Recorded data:
━━━━━━━━━━━━━━━━━━━━
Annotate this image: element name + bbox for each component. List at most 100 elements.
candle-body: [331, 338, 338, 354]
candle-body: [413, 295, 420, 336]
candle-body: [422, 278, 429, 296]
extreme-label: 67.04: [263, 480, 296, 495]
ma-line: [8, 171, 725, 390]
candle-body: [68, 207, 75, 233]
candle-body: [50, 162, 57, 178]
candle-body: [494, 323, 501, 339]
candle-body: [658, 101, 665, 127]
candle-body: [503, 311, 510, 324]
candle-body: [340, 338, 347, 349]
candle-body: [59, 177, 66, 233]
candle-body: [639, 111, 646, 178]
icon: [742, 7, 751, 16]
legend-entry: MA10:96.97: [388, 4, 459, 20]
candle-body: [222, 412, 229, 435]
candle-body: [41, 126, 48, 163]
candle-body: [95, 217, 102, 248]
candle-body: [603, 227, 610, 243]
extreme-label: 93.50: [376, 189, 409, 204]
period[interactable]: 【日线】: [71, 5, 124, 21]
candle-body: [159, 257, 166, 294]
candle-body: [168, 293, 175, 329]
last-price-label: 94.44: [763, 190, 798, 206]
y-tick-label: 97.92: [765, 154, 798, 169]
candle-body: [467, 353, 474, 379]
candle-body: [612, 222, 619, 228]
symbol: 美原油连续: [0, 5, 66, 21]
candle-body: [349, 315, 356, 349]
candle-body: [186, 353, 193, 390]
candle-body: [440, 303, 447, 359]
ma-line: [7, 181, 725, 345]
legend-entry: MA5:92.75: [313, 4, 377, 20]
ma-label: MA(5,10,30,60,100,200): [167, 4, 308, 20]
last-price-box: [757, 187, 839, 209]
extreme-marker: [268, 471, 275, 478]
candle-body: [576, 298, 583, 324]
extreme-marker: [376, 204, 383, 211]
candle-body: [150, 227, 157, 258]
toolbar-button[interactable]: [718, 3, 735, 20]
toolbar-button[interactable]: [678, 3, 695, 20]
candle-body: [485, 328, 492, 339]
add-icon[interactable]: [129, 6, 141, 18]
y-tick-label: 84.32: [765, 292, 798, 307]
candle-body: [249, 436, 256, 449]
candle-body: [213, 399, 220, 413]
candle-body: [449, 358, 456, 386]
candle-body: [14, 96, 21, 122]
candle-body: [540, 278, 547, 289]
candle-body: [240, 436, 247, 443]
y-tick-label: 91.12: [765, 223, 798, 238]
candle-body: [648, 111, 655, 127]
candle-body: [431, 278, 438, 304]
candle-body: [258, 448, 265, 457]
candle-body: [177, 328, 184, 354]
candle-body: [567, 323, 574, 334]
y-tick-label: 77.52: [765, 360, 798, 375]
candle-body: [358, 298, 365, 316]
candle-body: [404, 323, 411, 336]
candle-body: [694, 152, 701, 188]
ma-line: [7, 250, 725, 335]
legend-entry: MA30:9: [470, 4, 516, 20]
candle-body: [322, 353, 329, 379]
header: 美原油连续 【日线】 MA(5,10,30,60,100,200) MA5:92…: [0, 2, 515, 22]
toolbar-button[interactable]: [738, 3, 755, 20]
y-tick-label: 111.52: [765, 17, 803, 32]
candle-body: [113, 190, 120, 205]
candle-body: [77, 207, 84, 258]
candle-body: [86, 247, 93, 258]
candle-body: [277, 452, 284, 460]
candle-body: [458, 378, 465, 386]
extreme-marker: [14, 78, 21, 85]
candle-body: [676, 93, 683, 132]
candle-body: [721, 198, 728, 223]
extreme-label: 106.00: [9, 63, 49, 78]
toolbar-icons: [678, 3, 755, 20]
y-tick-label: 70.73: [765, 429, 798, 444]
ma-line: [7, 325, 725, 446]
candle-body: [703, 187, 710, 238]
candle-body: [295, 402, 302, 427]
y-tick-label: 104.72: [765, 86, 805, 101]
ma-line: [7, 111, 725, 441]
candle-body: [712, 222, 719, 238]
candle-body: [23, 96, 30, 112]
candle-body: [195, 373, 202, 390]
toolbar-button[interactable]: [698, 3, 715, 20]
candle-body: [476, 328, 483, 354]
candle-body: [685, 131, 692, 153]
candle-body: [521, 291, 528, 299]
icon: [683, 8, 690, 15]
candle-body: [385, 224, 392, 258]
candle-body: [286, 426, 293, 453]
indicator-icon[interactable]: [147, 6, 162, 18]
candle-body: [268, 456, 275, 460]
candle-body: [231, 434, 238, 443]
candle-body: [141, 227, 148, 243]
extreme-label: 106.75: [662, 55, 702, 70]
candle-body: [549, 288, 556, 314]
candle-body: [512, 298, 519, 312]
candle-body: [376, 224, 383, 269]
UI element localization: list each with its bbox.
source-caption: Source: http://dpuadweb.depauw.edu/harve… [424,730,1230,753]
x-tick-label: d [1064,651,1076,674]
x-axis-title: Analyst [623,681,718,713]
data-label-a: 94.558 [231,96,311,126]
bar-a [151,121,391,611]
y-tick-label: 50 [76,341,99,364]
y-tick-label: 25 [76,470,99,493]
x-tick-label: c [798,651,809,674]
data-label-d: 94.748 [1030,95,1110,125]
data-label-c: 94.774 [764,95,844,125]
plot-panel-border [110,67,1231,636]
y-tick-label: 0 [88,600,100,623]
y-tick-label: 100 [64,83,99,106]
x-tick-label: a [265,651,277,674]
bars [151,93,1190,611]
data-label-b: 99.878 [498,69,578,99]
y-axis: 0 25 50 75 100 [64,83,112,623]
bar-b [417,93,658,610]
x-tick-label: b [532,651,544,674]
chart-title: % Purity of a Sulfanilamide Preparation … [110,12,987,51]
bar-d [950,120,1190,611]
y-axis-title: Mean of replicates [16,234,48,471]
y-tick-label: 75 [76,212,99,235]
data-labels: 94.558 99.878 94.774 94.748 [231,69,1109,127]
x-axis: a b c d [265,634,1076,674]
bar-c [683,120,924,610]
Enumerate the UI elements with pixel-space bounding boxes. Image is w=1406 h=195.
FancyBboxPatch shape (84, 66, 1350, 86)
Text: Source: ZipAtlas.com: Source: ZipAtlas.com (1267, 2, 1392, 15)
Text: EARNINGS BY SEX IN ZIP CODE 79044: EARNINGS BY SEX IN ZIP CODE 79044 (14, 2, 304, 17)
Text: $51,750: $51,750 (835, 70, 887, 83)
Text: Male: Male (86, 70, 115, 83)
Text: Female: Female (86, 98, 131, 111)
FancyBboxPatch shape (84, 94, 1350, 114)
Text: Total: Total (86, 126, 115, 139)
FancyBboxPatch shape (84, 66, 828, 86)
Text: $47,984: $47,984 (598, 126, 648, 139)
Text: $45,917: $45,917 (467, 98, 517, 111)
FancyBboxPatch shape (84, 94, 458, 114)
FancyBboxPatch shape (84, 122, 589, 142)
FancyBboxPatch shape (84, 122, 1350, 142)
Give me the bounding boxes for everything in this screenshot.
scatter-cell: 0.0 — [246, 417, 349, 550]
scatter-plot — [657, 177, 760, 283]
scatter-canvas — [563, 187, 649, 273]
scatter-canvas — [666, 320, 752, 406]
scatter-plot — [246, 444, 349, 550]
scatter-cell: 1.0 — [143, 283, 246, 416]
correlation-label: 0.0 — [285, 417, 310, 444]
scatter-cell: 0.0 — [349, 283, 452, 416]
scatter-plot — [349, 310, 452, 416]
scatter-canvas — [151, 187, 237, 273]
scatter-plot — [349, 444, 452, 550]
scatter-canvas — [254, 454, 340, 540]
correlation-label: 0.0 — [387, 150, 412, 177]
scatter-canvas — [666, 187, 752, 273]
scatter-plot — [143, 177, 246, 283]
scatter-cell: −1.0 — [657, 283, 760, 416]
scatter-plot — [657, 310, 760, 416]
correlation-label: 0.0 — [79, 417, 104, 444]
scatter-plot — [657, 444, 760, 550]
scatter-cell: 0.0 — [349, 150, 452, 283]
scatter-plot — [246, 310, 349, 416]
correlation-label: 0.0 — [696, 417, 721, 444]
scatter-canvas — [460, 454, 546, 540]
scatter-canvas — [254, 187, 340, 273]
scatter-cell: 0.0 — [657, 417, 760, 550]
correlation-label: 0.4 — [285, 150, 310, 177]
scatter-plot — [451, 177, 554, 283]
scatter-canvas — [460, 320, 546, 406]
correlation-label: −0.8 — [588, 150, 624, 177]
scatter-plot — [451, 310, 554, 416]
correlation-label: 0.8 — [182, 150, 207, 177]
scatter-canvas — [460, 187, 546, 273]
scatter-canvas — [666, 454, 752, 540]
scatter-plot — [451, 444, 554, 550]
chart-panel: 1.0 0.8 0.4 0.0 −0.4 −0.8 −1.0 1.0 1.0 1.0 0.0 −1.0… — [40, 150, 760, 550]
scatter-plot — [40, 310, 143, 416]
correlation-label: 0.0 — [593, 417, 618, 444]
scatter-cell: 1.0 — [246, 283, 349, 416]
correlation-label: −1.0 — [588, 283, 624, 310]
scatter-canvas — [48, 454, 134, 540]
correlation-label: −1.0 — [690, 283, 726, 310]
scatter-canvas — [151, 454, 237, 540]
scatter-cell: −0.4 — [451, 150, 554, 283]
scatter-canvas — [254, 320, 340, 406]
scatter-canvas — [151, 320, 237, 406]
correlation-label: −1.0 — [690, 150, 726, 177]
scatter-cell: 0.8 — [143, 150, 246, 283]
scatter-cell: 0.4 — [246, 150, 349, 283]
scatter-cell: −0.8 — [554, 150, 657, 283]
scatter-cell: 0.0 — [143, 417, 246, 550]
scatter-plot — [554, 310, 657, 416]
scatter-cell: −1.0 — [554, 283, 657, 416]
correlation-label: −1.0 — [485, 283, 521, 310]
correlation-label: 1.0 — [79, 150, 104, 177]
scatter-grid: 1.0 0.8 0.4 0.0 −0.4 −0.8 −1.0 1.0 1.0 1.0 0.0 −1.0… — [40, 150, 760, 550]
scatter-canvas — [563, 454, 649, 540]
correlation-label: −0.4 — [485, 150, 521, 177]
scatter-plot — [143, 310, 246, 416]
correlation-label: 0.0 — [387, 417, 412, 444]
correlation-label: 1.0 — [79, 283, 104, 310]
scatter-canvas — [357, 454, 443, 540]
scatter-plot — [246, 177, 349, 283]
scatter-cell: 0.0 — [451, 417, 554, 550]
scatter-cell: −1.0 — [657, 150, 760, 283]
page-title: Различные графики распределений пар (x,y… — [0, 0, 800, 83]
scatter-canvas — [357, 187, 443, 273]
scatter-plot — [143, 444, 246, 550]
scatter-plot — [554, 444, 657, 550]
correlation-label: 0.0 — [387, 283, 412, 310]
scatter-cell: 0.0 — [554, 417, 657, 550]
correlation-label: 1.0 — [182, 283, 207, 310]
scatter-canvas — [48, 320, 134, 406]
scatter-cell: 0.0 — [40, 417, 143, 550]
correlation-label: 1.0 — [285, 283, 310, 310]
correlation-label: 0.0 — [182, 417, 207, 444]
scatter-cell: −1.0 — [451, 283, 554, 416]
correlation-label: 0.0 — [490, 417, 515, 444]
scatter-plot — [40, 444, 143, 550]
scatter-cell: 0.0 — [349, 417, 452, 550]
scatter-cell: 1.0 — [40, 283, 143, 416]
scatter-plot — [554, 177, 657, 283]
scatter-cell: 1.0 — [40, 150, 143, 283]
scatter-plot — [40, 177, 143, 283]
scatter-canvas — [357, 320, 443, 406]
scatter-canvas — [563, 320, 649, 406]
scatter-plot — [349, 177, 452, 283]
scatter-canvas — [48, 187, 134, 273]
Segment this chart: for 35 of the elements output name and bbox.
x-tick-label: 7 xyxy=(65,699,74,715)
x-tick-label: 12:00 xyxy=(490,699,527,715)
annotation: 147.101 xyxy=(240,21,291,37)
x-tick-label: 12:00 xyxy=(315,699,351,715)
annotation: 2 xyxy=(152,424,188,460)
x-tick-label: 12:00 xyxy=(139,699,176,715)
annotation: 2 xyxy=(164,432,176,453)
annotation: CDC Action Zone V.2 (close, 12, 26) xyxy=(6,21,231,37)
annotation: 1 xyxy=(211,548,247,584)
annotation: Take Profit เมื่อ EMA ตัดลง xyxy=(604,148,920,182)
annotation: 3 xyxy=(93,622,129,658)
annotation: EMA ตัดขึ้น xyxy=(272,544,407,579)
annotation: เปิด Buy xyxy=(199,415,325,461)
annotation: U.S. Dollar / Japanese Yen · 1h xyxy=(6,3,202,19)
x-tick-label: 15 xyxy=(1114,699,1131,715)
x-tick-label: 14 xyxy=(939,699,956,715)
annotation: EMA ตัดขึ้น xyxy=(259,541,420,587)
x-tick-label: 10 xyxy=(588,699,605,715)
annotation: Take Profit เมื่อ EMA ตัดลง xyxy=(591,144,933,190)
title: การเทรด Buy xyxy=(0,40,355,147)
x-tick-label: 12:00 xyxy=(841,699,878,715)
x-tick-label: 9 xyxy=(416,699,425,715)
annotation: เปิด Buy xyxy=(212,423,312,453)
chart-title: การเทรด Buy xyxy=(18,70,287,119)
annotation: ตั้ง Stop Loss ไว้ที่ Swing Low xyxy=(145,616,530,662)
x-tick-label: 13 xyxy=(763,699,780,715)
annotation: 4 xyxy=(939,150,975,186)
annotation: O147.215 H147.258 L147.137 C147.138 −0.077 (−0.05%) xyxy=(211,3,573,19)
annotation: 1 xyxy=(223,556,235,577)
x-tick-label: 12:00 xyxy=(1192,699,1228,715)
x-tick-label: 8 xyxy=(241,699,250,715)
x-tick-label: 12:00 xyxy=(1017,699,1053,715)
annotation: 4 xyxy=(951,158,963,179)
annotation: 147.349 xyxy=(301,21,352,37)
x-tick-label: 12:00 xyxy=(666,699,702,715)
━━━━━━━━━━━━━━━━━━━━
▶ **Directions for this task**
Convert the lines from the first one through the line containing "candle-body: [639, 111, 646, 178]" (both ends included) into a Markdown table with the columns Number and Record line, one row per line, skipping blank lines.

▶ **Result of the task**
| Number | Record line |
|---|---|
| 1 | Annotate this image: element name + bbox for each component. List at most 100 elements. |
| 2 | candle-body: [331, 338, 338, 354] |
| 3 | candle-body: [413, 295, 420, 336] |
| 4 | candle-body: [422, 278, 429, 296] |
| 5 | extreme-label: 67.04: [263, 480, 296, 495] |
| 6 | ma-line: [8, 171, 725, 390] |
| 7 | candle-body: [68, 207, 75, 233] |
| 8 | candle-body: [50, 162, 57, 178] |
| 9 | candle-body: [494, 323, 501, 339] |
| 10 | candle-body: [658, 101, 665, 127] |
| 11 | candle-body: [503, 311, 510, 324] |
| 12 | candle-body: [340, 338, 347, 349] |
| 13 | candle-body: [59, 177, 66, 233] |
| 14 | candle-body: [639, 111, 646, 178] |